**Testo della pagina:**

Il caso Cospito apre domande alle quali non possiamo affatto sottrarci: si puniscono le idee o le azioni? Il nostro diritto penale sembrerebbe basarsi solo sulle seconde, sulle azioni, ivi comprese quelle a livello del tentativo. Sulle idee, dovrebbe invece esservi libertà. Ma cosa succede quando sono proprio le idee a essere ritenute pericolose? Se non si possono punire le idee che non si traducono in una azione, come si fa a prevenire la commissione di reati che da quelle idee potrebbe scaturire? È su questo livello, un livello preventivo che si situa il regime del 41bis: prevenire che con la comunicazione dal carcere si possa accrescere il numero di azioni di solidarietà, la compagine anarchica, in una parola il potenziale “proselitismo”. La pericolosità starebbe dunque nel fatto che Cospito “libero” di esprimere le sue idee dalla cella è uguale a: commissione di reati da parte di altri, fuori. Come se si trattasse di guidare un’associazione sovversiva, o, per meglio dire – in base a un impianto evidentemente mutuato dalla sfera mafiosa – come se dal carcere Cospito comandasse. La logica sembrerebbe quella di connettere i due mondi benché non vi sia nulla di più estraneo all’anarchismo del comando, della gerarchia e dell’autorità.
E, d’altronde, non si tratta affatto di ignoranza delle dinamiche della “galassia anarchica” – ignoranza che sarebbe inescusabile, dato il lungo monitoraggio dell’area6 – ma di testare pubblicamente e per la prima volta una tecnica punitiva contro una soggettività che non ne era ancora stata destinataria.
E allora ecco cosa si prospetta per Cospito: carcere a vita senza premialità di sorta, riduzione drastica delle ore d’aria, assenza di socialità, controllo e vigilanza su ogni comunicazione. In una parola: la messa a morte in vita.

(Dati di annotazione dell'impaginazione)
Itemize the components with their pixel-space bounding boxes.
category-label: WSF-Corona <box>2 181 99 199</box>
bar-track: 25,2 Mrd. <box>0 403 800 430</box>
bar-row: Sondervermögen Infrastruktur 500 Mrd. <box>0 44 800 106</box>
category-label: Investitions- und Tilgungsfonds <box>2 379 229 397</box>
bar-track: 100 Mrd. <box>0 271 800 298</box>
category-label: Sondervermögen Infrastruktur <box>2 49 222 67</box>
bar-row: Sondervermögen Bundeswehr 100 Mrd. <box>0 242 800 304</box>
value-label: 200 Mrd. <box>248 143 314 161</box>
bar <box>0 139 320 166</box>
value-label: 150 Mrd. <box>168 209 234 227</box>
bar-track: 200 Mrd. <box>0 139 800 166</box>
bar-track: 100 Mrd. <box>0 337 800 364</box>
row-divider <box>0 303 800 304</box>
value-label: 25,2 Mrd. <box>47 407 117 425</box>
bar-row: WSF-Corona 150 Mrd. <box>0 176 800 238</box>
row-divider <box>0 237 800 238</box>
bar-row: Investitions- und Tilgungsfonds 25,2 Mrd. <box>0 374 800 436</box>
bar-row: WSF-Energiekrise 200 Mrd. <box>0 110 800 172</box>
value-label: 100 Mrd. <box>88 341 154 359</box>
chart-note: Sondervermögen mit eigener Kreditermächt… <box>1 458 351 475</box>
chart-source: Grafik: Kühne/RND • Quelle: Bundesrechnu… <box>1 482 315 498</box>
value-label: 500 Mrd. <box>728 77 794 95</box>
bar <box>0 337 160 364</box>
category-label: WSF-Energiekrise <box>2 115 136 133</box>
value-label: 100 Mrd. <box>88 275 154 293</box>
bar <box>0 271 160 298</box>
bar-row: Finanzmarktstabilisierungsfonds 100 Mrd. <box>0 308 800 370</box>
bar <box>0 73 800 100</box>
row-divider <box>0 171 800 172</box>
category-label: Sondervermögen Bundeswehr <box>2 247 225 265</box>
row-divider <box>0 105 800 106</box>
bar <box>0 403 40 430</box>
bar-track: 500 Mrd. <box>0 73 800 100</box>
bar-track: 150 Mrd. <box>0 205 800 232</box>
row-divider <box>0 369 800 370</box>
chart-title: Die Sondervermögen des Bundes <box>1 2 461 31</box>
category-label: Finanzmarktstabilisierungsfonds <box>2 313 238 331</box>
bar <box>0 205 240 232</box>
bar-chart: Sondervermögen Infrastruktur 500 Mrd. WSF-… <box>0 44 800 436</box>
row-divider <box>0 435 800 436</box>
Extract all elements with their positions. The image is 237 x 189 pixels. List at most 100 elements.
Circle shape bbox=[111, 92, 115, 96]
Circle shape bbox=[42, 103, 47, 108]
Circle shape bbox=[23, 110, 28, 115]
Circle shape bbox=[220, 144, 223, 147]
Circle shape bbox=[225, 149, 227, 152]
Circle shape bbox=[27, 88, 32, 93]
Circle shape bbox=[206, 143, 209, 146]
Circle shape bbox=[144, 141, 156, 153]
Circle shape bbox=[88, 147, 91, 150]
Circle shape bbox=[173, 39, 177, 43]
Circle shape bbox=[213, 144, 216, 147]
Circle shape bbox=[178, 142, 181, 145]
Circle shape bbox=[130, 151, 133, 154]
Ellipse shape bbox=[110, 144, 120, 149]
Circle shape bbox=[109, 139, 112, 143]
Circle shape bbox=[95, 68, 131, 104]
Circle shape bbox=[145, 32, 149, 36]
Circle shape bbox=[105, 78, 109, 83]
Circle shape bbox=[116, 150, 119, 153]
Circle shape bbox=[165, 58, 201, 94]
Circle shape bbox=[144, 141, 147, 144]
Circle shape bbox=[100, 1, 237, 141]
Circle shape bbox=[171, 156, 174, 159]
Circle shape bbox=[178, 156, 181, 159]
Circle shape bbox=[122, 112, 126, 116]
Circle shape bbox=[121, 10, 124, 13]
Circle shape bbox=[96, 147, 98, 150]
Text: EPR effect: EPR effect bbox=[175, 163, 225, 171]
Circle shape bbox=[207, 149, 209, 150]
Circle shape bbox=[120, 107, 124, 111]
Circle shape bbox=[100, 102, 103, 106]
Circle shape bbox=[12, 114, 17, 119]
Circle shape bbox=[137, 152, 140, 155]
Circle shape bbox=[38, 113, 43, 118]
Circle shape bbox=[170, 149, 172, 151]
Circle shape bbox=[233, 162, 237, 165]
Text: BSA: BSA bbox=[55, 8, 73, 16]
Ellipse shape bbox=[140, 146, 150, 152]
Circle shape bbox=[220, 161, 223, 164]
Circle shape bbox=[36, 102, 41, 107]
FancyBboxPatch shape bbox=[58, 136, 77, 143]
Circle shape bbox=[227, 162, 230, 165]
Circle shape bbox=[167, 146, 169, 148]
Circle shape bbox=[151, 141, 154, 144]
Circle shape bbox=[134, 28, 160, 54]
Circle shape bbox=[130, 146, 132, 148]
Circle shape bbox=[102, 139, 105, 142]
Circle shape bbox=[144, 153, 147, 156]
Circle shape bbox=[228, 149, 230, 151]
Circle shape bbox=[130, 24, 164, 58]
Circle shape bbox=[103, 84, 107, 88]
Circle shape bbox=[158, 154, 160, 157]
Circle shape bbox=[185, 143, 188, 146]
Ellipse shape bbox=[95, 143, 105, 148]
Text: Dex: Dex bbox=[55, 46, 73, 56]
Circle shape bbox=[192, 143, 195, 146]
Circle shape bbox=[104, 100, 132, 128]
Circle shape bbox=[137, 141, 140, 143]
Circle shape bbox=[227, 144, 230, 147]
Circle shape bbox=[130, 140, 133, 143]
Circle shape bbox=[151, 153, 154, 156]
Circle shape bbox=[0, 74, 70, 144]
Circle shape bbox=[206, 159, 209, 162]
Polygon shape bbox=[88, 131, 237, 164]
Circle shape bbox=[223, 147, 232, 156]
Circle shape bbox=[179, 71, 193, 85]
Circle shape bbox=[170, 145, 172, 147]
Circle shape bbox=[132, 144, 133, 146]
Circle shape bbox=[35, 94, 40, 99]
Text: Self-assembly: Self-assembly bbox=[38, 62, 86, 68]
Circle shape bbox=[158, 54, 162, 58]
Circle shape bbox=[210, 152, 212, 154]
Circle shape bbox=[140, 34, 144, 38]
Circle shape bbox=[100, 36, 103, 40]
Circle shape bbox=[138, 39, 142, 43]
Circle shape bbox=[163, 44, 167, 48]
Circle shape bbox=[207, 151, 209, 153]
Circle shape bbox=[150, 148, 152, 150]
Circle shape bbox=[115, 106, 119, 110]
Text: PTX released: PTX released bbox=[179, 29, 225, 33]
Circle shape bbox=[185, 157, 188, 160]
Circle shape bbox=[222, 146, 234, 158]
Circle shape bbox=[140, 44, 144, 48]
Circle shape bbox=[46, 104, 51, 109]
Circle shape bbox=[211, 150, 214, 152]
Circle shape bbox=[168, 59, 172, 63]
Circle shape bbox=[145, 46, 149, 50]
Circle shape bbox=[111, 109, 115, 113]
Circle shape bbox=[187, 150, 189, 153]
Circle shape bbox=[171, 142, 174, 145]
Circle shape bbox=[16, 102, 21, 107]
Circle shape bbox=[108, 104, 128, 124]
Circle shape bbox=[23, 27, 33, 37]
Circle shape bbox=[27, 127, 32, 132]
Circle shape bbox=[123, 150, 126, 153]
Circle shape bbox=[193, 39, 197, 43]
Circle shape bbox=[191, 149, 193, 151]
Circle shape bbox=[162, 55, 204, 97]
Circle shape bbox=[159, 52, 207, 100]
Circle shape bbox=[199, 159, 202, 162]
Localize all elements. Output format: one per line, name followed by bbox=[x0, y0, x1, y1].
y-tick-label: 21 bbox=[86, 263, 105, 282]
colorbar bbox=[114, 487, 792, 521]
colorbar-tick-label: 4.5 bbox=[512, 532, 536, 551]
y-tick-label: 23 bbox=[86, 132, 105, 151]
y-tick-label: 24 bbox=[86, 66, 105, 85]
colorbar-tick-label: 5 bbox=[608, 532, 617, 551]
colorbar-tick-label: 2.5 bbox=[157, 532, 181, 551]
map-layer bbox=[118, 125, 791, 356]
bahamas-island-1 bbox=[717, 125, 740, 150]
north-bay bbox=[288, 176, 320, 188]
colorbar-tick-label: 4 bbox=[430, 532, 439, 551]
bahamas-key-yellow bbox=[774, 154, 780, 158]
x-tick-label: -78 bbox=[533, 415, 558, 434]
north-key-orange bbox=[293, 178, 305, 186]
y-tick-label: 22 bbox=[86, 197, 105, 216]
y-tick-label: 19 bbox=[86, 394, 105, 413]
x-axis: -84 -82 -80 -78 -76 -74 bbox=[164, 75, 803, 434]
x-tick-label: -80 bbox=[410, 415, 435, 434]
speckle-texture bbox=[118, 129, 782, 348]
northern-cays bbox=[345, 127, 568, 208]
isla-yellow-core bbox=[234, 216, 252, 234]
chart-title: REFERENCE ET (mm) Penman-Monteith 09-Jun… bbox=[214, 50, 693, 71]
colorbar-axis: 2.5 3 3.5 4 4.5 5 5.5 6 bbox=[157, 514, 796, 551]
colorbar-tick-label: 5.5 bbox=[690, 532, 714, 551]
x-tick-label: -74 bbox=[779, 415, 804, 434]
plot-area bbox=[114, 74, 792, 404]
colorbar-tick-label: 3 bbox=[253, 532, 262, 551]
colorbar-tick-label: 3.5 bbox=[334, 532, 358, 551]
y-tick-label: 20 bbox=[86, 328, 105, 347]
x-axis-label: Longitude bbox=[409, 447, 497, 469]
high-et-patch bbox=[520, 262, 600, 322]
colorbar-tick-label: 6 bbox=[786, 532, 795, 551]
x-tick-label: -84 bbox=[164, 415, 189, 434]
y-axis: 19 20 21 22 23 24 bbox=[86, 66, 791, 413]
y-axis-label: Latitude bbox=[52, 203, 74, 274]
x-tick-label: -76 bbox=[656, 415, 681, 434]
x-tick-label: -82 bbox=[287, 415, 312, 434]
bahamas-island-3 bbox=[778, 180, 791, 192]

**Esercizi da svolgere:**
- a) Traduca in inglese la seguente frase del testo sul caso Cospito: «E allora ecco cosa si prospetta per Cospito: carcere a vita senza premialità di sorta, riduzione drastica delle ore d'aria, assenza di socialità, controllo e vigilanza su ogni comunicazione.»
- b) Prosegua il testo sul caso Cospito a partire dalla sua ultima frase.
Per svolgere gli esercizi non è necessario consultare i record.

**Soluzioni degli esercizi:**
- a) And so here is what lies ahead for Cospito: life imprisonment without benefits of any kind, a drastic reduction in outdoor exercise hours, no social interaction, and control and surveillance over every communication.

- b)
Qui siamo oltre il carcere, oltre la vendetta traslata nell’istituzione totale – idea che fa breccia nei cuori nostalgici, a loro volta breccia del populismo –, c’è un surplus. Questo è il sadismo a cui assistiamo: fare soffrire doppiamente, e godere di questo plus. Tanto più che questa sofferenza è intesa come “giusta”, ossia come frutto del demerito. Come se il carcere non bastasse, come se non violasse la più grande delle libertà, la libertà stessa.
Si dirà: “Cospito rivendica la violenza!” Proviamo a essere un tantino più raffinati, con la consapevolezza che una coltre di populismo penale rende complicati i dialoghi, e che ogni volta si deve ripartire da capo con lo smontare una serie di assunti del senso comune che non corrispondono alla civiltà giuridica; facciamolo anche a costo di suonare un po’ elementari.
Quando si commette un reato, la presenza della violenza, il fatto cioè che si compia un gesto ricorrendo alla violenza (o alla minaccia) può essere nelle cose, e cioè il reato essere punito come tale proprio perché si tratta di un gesto violento. Pertanto, quando si dice, come fosse un sovrappiù, che un certo reato è stato commesso con violenza si rischia di affermare qualcosa di tautologico, e non un ulteriore elemento da tenere in considerazione: si danno casi in cui se non ci fosse l’elemento violento non ci sarebbe il reato.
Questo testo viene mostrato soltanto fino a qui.